Challenge. Track down every line below that holds "family" and copy it.
BEGIN
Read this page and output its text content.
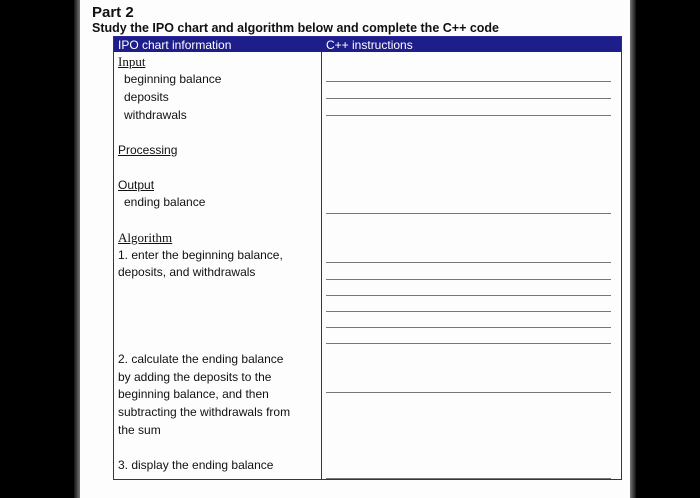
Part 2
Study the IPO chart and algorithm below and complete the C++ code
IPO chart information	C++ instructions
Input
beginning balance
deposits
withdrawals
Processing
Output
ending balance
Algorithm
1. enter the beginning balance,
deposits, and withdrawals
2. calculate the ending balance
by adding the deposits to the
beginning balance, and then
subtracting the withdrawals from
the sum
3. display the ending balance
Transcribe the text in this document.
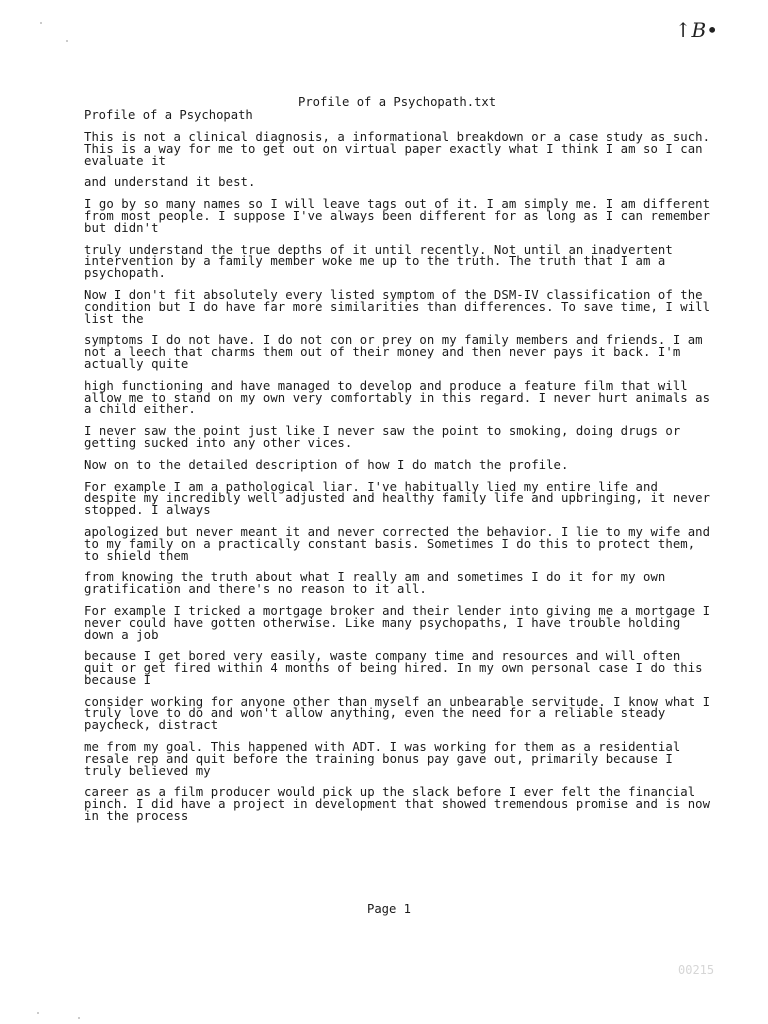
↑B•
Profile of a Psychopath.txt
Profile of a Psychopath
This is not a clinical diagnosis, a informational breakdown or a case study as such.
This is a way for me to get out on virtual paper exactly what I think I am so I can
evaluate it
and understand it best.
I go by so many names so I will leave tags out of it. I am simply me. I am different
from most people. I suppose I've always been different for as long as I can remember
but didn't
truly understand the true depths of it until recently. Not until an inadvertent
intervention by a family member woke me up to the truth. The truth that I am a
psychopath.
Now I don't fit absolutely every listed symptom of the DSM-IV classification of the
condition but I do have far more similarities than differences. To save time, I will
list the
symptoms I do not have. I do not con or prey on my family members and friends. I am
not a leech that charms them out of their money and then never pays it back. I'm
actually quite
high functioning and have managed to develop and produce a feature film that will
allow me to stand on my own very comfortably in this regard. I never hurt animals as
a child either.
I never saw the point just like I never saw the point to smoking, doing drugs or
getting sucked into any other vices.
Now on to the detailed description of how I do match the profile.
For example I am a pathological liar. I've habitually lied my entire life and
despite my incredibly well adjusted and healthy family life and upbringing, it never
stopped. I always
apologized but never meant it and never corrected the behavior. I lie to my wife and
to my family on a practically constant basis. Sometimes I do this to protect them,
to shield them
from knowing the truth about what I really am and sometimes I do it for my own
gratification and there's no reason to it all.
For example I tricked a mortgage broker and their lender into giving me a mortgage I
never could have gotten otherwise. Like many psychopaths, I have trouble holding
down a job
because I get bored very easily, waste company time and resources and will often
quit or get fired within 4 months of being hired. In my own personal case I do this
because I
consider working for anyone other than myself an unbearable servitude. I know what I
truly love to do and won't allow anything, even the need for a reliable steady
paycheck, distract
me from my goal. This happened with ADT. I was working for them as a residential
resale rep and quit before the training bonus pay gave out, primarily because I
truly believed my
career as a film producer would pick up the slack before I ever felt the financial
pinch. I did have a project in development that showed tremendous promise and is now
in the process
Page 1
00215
END
Written solution.
intervention by a family member woke me up to the truth. The truth that I am a
symptoms I do not have. I do not con or prey on my family members and friends. I am
despite my incredibly well adjusted and healthy family life and upbringing, it never
to my family on a practically constant basis. Sometimes I do this to protect them,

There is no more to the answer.